_Data shown:_
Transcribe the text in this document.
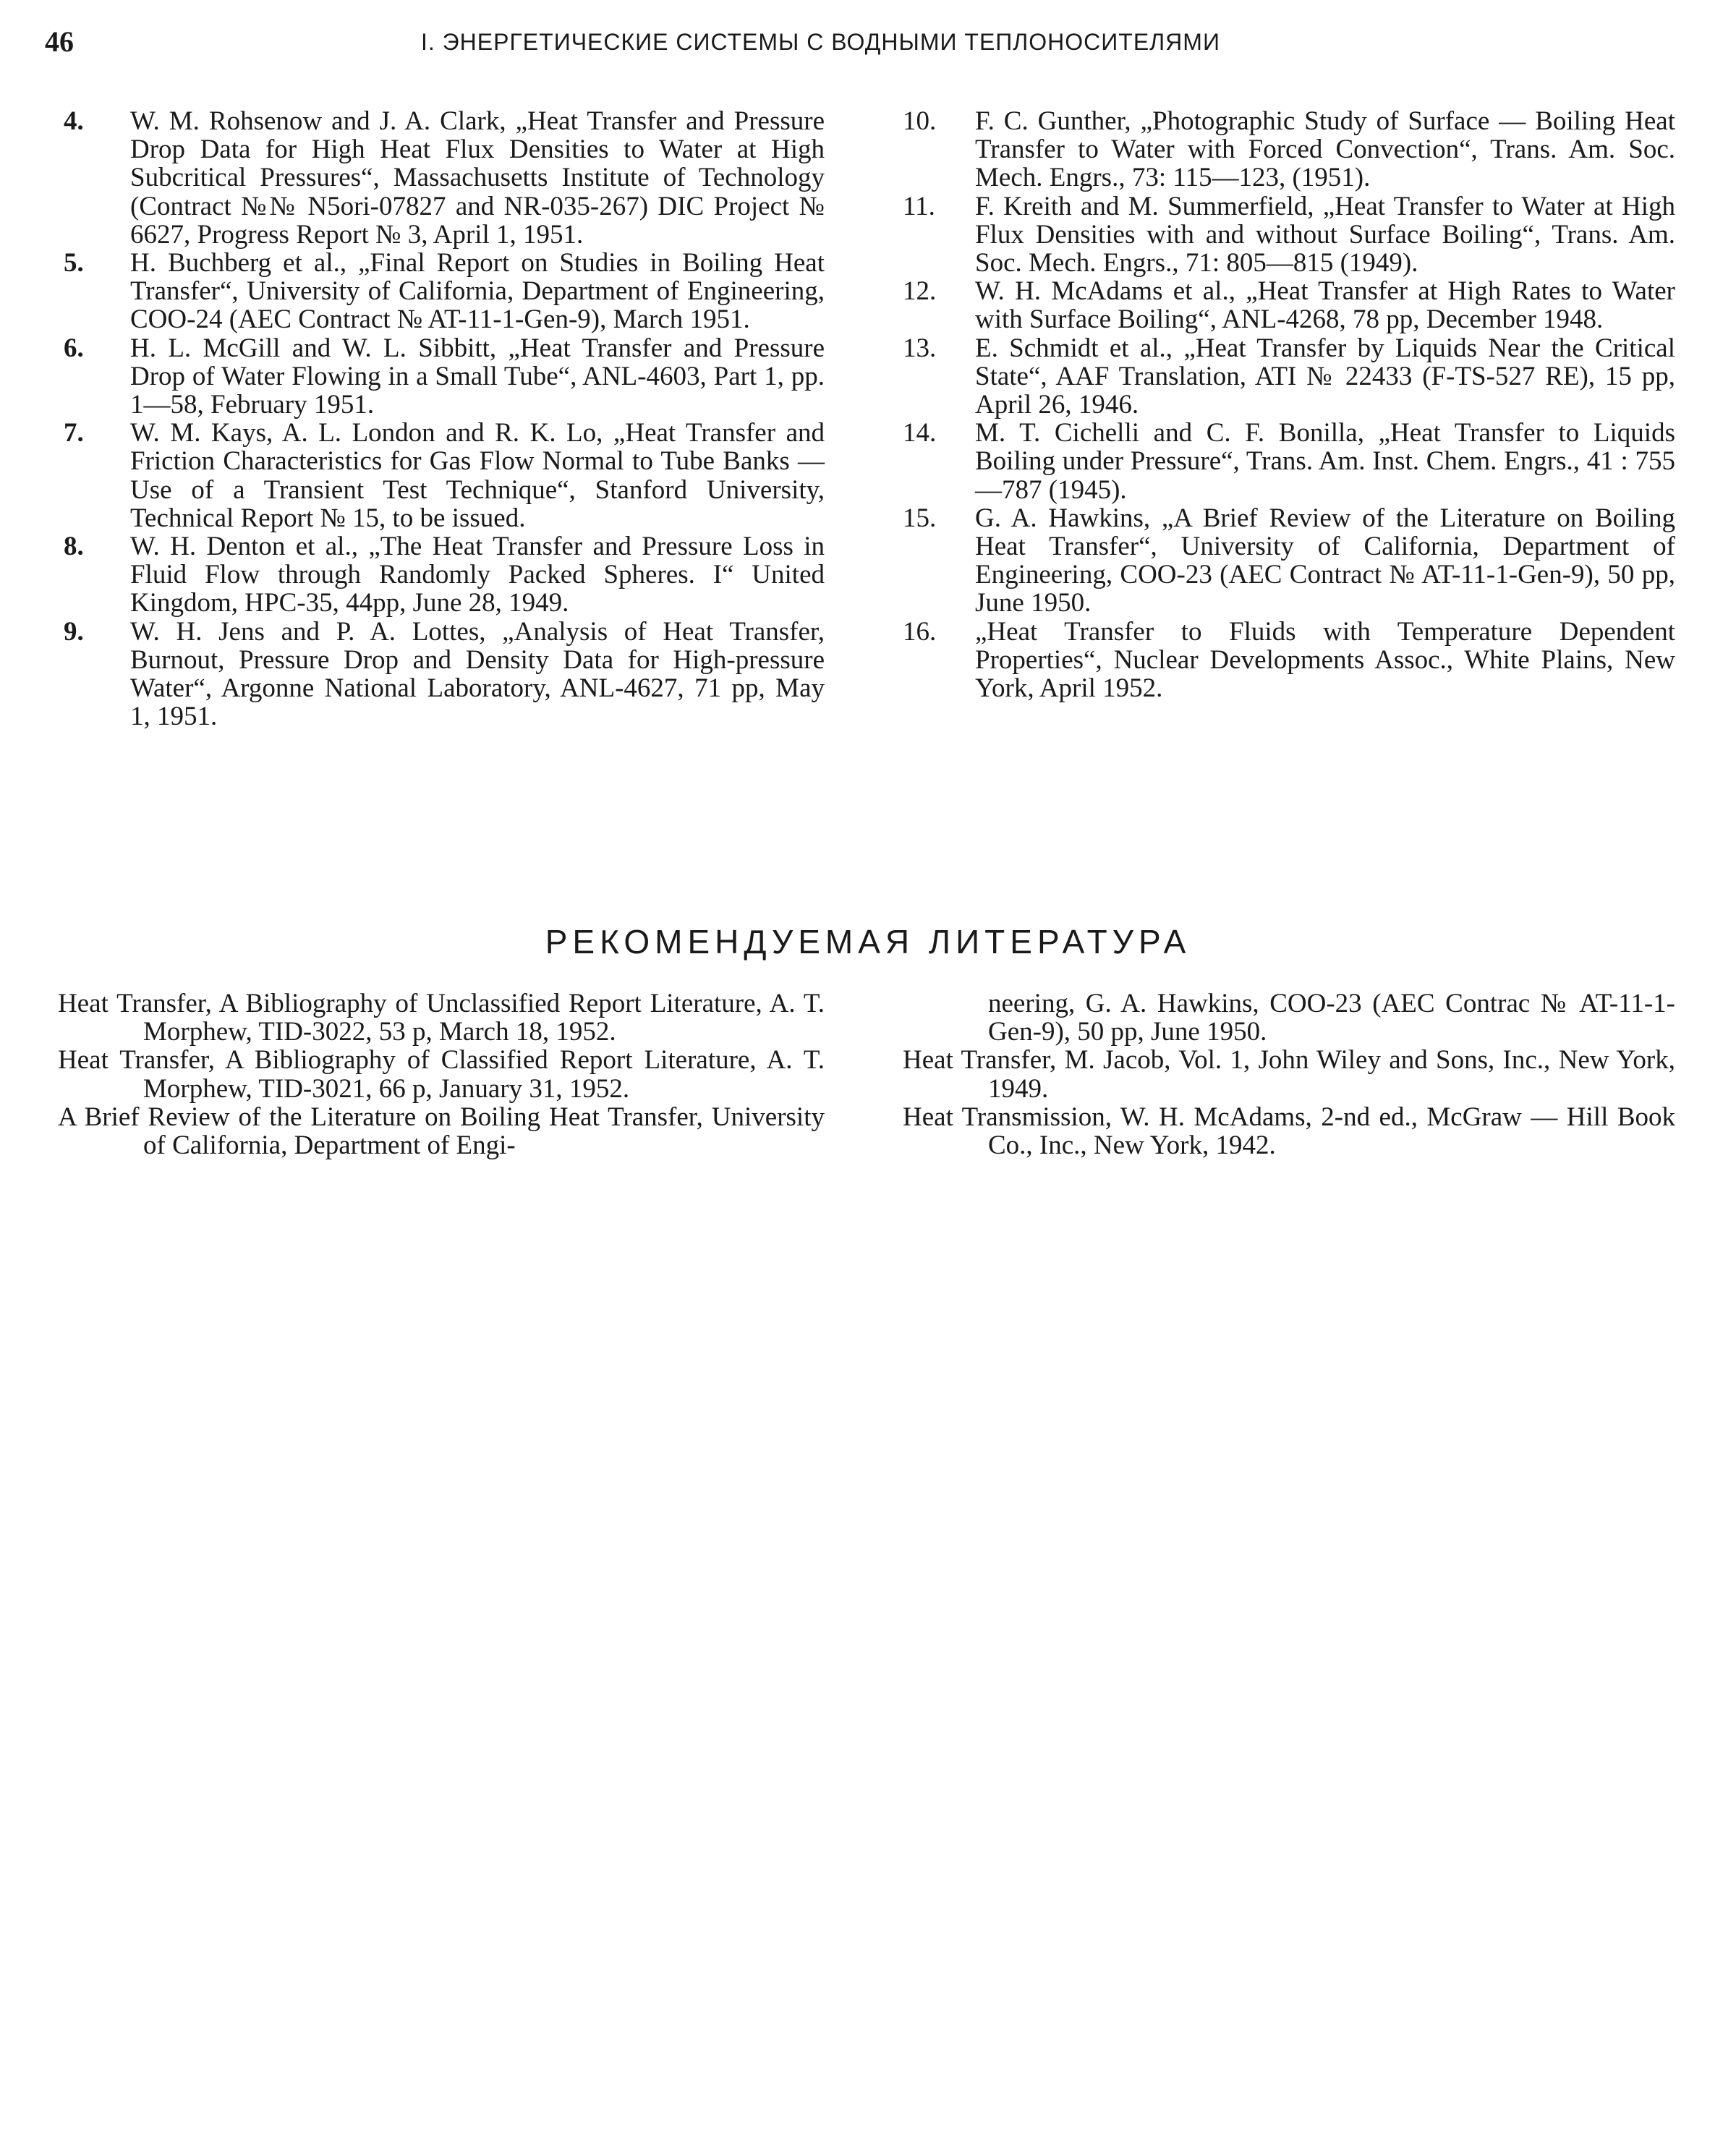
46	I. ЭНЕРГЕТИЧЕСКИЕ СИСТЕМЫ С ВОДНЫМИ ТЕПЛОНОСИТЕЛЯМИ

4.	W. M. Rohsenow and J. A. Clark, „Heat Transfer and Pressure Drop Data for High Heat Flux Densities to Water at High Subcritical Pressures“, Massachusetts Institute of Technology (Contract №№ N5ori-07827 and NR-035-267) DIC Project № 6627, Progress Report № 3, April 1, 1951.

5.	H. Buchberg et al., „Final Report on Studies in Boiling Heat Transfer“, University of California, Department of Engineering, COO-24 (AEC Contract № AT-11-1-Gen-9), March 1951.

6.	H. L. McGill and W. L. Sibbitt, „Heat Transfer and Pressure Drop of Water Flowing in a Small Tube“, ANL-4603, Part 1, pp. 1—58, February 1951.

7.	W. M. Kays, A. L. London and R. K. Lo, „Heat Transfer and Friction Characteristics for Gas Flow Normal to Tube Banks — Use of a Transient Test Technique“, Stanford University, Technical Report № 15, to be issued.

8.	W. H. Denton et al., „The Heat Transfer and Pressure Loss in Fluid Flow through Randomly Packed Spheres. I“ United Kingdom, HPC-35, 44pp, June 28, 1949.

9.	W. H. Jens and P. A. Lottes, „Analysis of Heat Transfer, Burnout, Pressure Drop and Density Data for High-pressure Water“, Argonne National Laboratory, ANL-4627, 71 pp, May 1, 1951.

10.	F. C. Gunther, „Photographic Study of Surface — Boiling Heat Transfer to Water with Forced Convection“, Trans. Am. Soc. Mech. Engrs., 73: 115—123, (1951).

11.	F. Kreith and M. Summerfield, „Heat Transfer to Water at High Flux Densities with and without Surface Boiling“, Trans. Am. Soc. Mech. Engrs., 71: 805—815 (1949).

12.	W. H. McAdams et al., „Heat Transfer at High Rates to Water with Surface Boiling“, ANL-4268, 78 pp, December 1948.

13.	E. Schmidt et al., „Heat Transfer by Liquids Near the Critical State“, AAF Translation, ATI № 22433 (F-TS-527 RE), 15 pp, April 26, 1946.

14.	M. T. Cichelli and C. F. Bonilla, „Heat Transfer to Liquids Boiling under Pressure“, Trans. Am. Inst. Chem. Engrs., 41 : 755—787 (1945).

15.	G. A. Hawkins, „A Brief Review of the Literature on Boiling Heat Transfer“, University of California, Department of Engineering, COO-23 (AEC Contract № AT-11-1-Gen-9), 50 pp, June 1950.

16.	„Heat Transfer to Fluids with Temperature Dependent Properties“, Nuclear Developments Assoc., White Plains, New York, April 1952.

РЕКОМЕНДУЕМАЯ ЛИТЕРАТУРА

Heat Transfer, A Bibliography of Unclassified Report Literature, A. T. Morphew, TID-3022, 53 p, March 18, 1952.

Heat Transfer, A Bibliography of Classified Report Literature, A. T. Morphew, TID-3021, 66 p, January 31, 1952.

A Brief Review of the Literature on Boiling Heat Transfer, University of California, Department of Engi-

neering, G. A. Hawkins, COO-23 (AEC Contrac № AT-11-1-Gen-9), 50 pp, June 1950.

Heat Transfer, M. Jacob, Vol. 1, John Wiley and Sons, Inc., New York, 1949.

Heat Transmission, W. H. McAdams, 2-nd ed., McGraw — Hill Book Co., Inc., New York, 1942.
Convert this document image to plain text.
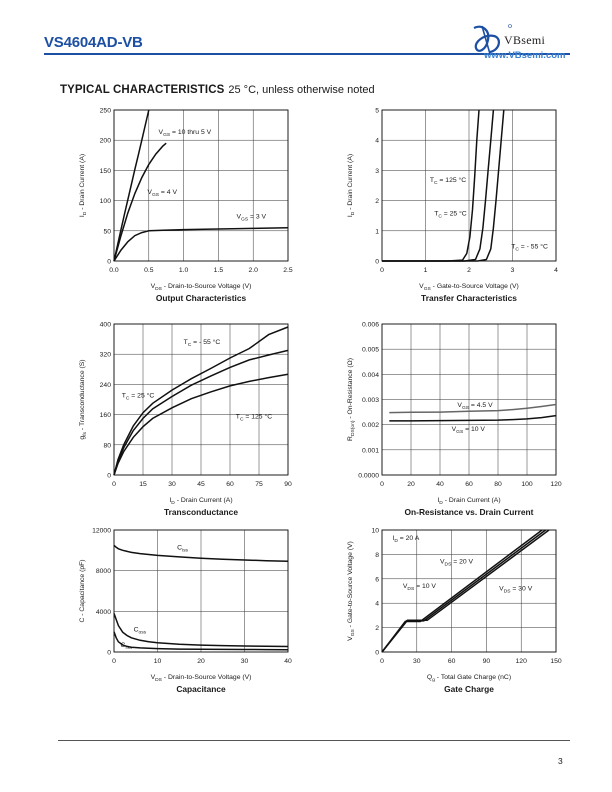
VS4604AD-VB	VBsemi
www.VBsemi.com
TYPICAL CHARACTERISTICS 25 °C, unless otherwise noted
0.0	0.5	1.0	1.5	2.0	2.5
0
50
100
150
200
250
$V_{GS} = 10$ thru 5 V
$V_{GS} = 4$ V
$V_{GS} = 3$ V
$V_{DS}$ - Drain-to-Source Voltage (V)
$I_D$ - Drain Current (A)
Output Characteristics
0	1	2	3	4
0
1
2
3
4
5
$T_C = 125$ °C
$T_C = 25$ °C
$T_C$ = - 55 °C
$V_{GS}$ - Gate-to-Source Voltage (V)
$I_D$ - Drain Current (A)
Transfer Characteristics
0	15	30	45	60	75	90
0
80
160
240
320
400
$T_C$ = - 55 °C
$T_C = 25$ °C
$T_C = 125$ °C
$I_D$ - Drain Current (A)
$g_{fs}$ - Transconductance (S)
Transconductance
0	20	40	60	80	100	120
0.0000
0.001
0.002
0.003
0.004
0.005
0.006
$V_{GS} = 4.5$ V
$V_{GS} = 10$ V
$I_D$ - Drain Current (A)
$R_{DS(on)}$ - On-Resistance (Ω)
On-Resistance vs. Drain Current
0	10	20	30	40
0
4000
8000
12000
$C_{iss}$
$C_{oss}$
$C_{rss}$
$V_{DS}$ - Drain-to-Source Voltage (V)
C - Capacitance (pF)
Capacitance
0	30	60	90	120	150
0
2
4
6
8
10
$I_D = 20$ A
$V_{DS} = 20$ V
$V_{DS} = 10$ V	$V_{DS} = 30$ V
$Q_g$ - Total Gate Charge (nC)
$V_{GS}$ - Gate-to-Source Voltage (V)
Gate Charge
3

_Requirement:_
Tally the lines of the listing in which the word "text" occurs, and state the total alone.

_Response for this exercise:_
2